(A run of records)
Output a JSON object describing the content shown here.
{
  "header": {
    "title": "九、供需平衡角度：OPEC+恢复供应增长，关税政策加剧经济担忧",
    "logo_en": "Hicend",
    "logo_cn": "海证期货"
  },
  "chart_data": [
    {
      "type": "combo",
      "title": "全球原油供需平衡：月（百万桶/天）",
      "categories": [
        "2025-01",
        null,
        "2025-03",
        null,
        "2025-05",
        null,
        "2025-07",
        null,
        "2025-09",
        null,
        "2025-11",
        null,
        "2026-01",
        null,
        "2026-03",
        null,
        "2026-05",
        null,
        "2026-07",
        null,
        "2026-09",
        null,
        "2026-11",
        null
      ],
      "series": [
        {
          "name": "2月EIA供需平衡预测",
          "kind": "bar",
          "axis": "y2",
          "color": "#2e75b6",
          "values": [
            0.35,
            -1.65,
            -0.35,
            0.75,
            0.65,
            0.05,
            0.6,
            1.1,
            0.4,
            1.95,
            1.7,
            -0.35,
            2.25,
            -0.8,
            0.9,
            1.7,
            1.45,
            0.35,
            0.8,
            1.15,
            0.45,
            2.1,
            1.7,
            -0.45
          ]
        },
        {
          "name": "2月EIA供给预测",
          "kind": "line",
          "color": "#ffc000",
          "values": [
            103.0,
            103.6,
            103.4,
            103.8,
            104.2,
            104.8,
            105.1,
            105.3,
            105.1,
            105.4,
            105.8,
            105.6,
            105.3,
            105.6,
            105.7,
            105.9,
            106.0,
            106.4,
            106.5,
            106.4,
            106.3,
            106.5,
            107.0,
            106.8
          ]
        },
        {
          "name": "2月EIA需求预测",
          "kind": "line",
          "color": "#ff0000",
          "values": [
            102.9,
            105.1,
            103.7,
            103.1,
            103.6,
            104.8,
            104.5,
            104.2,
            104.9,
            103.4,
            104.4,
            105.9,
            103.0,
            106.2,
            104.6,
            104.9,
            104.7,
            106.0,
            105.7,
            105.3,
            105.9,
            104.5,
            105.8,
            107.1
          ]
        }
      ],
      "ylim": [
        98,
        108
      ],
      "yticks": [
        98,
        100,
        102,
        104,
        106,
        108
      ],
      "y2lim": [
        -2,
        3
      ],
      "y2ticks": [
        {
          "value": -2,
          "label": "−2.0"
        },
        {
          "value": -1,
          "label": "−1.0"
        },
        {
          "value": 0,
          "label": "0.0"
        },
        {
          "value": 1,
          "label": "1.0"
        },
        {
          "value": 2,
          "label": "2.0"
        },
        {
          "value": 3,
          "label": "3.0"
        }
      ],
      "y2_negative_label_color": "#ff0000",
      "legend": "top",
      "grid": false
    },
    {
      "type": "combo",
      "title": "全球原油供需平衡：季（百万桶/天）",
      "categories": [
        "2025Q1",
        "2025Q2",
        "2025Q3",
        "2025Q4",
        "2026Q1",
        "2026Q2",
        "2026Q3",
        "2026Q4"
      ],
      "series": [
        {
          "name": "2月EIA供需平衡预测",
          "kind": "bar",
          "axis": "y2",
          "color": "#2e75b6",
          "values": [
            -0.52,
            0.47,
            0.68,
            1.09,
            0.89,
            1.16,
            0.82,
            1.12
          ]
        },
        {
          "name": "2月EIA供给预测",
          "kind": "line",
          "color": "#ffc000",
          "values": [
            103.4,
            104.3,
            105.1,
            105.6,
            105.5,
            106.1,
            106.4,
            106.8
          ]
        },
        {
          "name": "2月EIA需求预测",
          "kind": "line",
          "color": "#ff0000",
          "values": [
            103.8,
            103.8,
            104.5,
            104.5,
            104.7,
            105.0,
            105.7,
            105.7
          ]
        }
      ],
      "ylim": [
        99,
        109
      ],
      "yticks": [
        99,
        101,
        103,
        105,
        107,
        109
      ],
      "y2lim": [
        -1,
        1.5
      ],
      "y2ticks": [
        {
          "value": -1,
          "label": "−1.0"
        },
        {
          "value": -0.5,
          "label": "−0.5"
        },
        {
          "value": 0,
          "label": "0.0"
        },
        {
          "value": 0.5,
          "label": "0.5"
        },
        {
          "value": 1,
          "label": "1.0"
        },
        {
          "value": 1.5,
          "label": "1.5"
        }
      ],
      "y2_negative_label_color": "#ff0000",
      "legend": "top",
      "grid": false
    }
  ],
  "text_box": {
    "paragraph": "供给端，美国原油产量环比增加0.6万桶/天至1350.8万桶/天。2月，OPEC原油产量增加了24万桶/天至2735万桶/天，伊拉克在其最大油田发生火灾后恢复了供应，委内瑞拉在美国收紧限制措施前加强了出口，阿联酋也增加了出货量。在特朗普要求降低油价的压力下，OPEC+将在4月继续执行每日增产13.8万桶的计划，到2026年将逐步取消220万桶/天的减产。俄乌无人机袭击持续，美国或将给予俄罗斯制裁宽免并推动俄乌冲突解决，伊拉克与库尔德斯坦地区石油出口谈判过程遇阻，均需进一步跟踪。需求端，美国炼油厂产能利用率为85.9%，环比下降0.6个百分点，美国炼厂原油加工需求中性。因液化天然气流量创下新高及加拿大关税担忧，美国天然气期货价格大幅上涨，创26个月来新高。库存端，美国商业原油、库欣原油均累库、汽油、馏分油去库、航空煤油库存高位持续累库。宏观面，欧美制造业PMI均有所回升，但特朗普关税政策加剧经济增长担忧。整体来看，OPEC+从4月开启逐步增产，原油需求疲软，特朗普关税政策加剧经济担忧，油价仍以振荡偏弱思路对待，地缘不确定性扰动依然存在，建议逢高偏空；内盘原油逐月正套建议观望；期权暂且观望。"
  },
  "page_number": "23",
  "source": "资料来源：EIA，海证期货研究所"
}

#### [GIVEN REQUEST]
In the listing, find every line containing the word "title" and list it.

#### [EXERCISE ANSWER]
    "title": "九、供需平衡角度：OPEC+恢复供应增长，关税政策加剧经济担忧",
      "title": "全球原油供需平衡：月（百万桶/天）",
      "title": "全球原油供需平衡：季（百万桶/天）",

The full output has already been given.